*DATA RECORDS:*

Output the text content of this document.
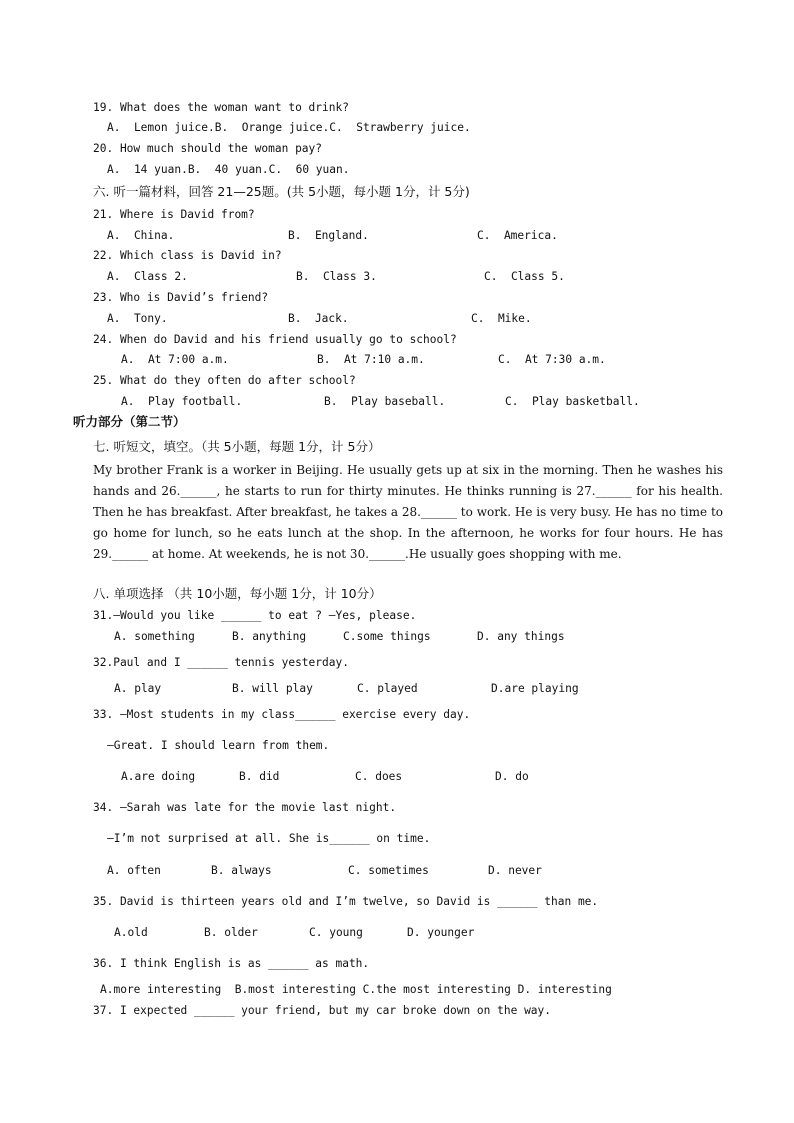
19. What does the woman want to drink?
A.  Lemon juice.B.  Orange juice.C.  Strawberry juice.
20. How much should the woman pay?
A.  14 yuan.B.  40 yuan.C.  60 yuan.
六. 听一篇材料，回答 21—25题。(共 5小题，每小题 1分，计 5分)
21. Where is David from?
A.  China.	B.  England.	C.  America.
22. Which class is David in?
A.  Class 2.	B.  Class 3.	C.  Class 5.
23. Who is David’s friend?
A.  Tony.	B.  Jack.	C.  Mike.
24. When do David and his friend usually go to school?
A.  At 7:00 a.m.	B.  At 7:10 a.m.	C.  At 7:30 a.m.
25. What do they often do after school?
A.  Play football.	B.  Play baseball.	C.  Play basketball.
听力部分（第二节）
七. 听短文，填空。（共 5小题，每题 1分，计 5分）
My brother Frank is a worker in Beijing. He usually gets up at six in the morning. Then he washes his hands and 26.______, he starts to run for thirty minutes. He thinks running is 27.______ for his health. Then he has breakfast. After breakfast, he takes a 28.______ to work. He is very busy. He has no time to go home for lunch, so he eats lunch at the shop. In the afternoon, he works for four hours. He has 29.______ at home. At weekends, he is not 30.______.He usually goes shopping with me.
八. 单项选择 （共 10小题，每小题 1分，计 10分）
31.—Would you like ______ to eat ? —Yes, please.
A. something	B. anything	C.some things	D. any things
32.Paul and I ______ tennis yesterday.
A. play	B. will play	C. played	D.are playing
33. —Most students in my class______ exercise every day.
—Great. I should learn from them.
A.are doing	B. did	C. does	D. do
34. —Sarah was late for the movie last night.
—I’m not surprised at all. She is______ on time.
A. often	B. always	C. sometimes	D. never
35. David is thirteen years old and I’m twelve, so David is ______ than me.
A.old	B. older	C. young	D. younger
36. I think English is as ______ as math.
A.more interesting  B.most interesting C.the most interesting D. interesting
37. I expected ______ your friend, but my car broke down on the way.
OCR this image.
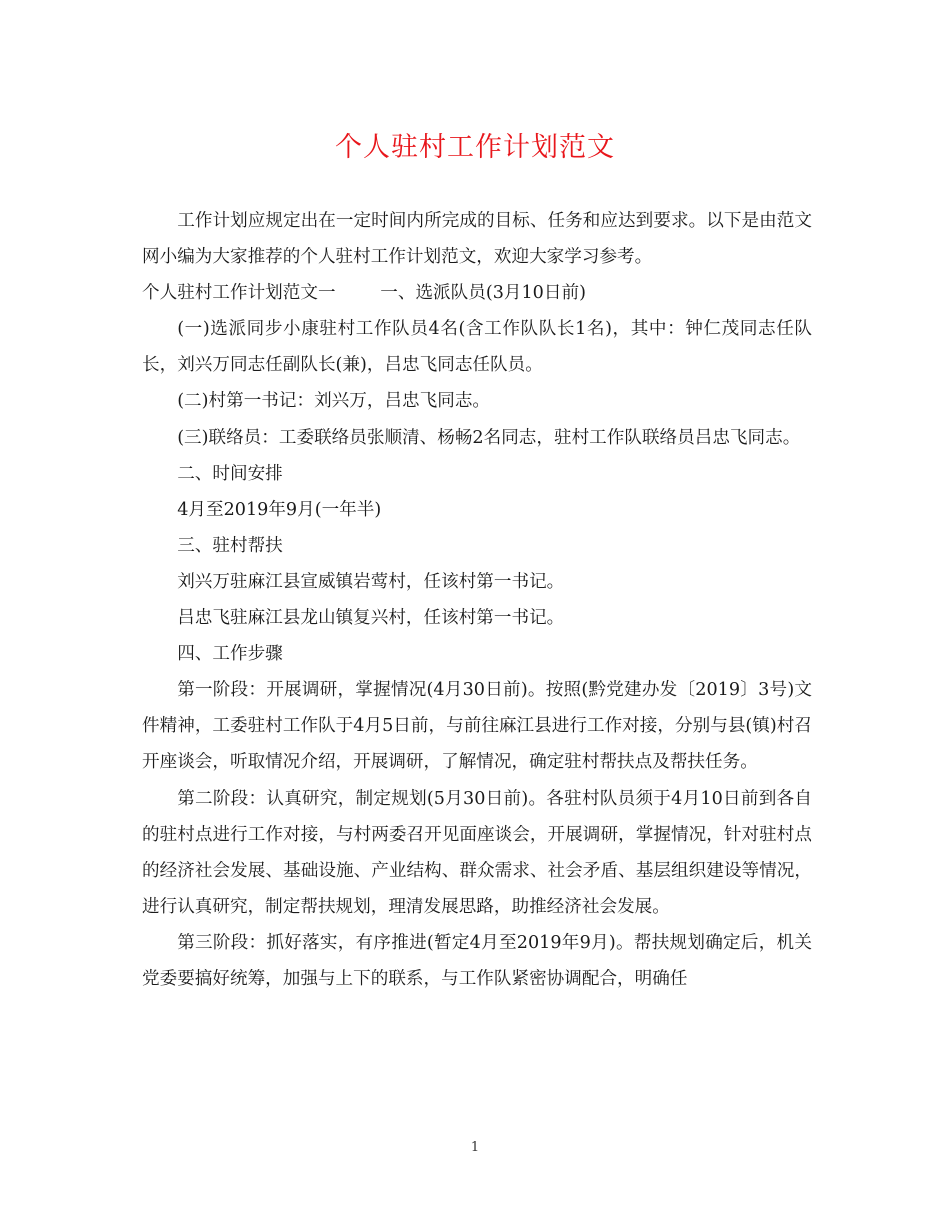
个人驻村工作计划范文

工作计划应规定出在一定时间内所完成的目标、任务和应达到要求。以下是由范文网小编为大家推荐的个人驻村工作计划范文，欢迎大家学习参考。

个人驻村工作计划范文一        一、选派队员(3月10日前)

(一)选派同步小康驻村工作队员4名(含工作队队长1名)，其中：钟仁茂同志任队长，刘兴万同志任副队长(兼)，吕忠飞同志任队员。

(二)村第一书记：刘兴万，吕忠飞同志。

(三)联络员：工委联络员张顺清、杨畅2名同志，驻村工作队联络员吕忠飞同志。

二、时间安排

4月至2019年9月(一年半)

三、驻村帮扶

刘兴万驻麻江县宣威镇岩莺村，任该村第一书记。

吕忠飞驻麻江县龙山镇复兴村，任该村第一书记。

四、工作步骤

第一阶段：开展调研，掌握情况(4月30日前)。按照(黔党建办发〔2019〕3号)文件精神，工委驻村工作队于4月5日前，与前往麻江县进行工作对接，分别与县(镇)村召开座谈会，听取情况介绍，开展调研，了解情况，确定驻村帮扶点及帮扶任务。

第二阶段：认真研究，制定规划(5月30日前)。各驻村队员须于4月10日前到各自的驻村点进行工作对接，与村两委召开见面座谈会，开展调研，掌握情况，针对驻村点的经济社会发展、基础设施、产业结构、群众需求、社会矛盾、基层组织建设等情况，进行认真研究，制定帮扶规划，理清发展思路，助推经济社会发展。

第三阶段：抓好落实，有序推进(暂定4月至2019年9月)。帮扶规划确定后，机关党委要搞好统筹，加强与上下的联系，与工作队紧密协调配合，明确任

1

...

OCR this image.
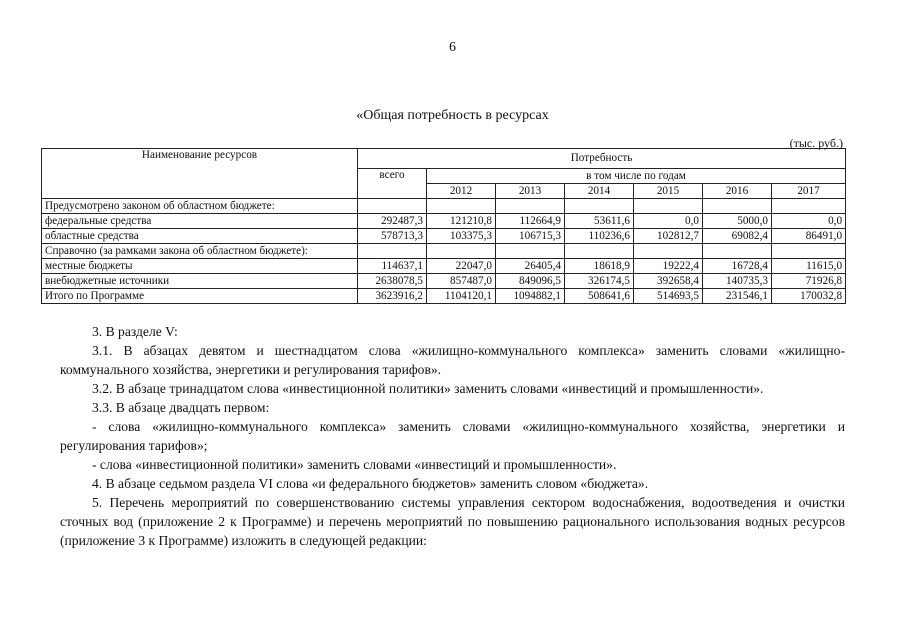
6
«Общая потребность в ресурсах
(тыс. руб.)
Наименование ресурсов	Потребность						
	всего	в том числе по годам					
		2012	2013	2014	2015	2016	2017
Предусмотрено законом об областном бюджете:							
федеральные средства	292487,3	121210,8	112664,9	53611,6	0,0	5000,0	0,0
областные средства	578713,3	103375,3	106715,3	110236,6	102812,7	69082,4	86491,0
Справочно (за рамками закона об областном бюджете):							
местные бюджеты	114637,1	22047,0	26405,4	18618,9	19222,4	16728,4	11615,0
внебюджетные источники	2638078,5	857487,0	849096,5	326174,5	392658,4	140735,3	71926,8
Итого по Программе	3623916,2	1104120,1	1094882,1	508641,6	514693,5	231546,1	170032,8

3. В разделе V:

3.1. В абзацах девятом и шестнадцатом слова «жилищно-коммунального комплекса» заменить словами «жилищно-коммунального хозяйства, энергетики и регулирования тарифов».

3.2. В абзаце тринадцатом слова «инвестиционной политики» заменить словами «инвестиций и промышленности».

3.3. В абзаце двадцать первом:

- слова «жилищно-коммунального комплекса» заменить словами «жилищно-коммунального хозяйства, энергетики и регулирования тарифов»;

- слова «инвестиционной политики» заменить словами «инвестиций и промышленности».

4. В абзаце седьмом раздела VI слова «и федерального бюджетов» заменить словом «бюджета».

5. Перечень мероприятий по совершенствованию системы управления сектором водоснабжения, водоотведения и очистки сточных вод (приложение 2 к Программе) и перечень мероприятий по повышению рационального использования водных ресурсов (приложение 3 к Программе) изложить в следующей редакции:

*GIVEN TASK:* Copy out the lines that hold "usually".

*SOLVED EXERCISE:*
24. When do David and his friend usually go to school?
My brother Frank is a worker in Beijing. He usually gets up at six in the morning. Then he washes his hands and 26.______, he starts to run for thirty minutes. He thinks running is 27.______ for his health. Then he has breakfast. After breakfast, he takes a 28.______ to work. He is very busy. He has no time to go home for lunch, so he eats lunch at the shop. In the afternoon, he works for four hours. He has 29.______ at home. At weekends, he is not 30.______.He usually goes shopping with me.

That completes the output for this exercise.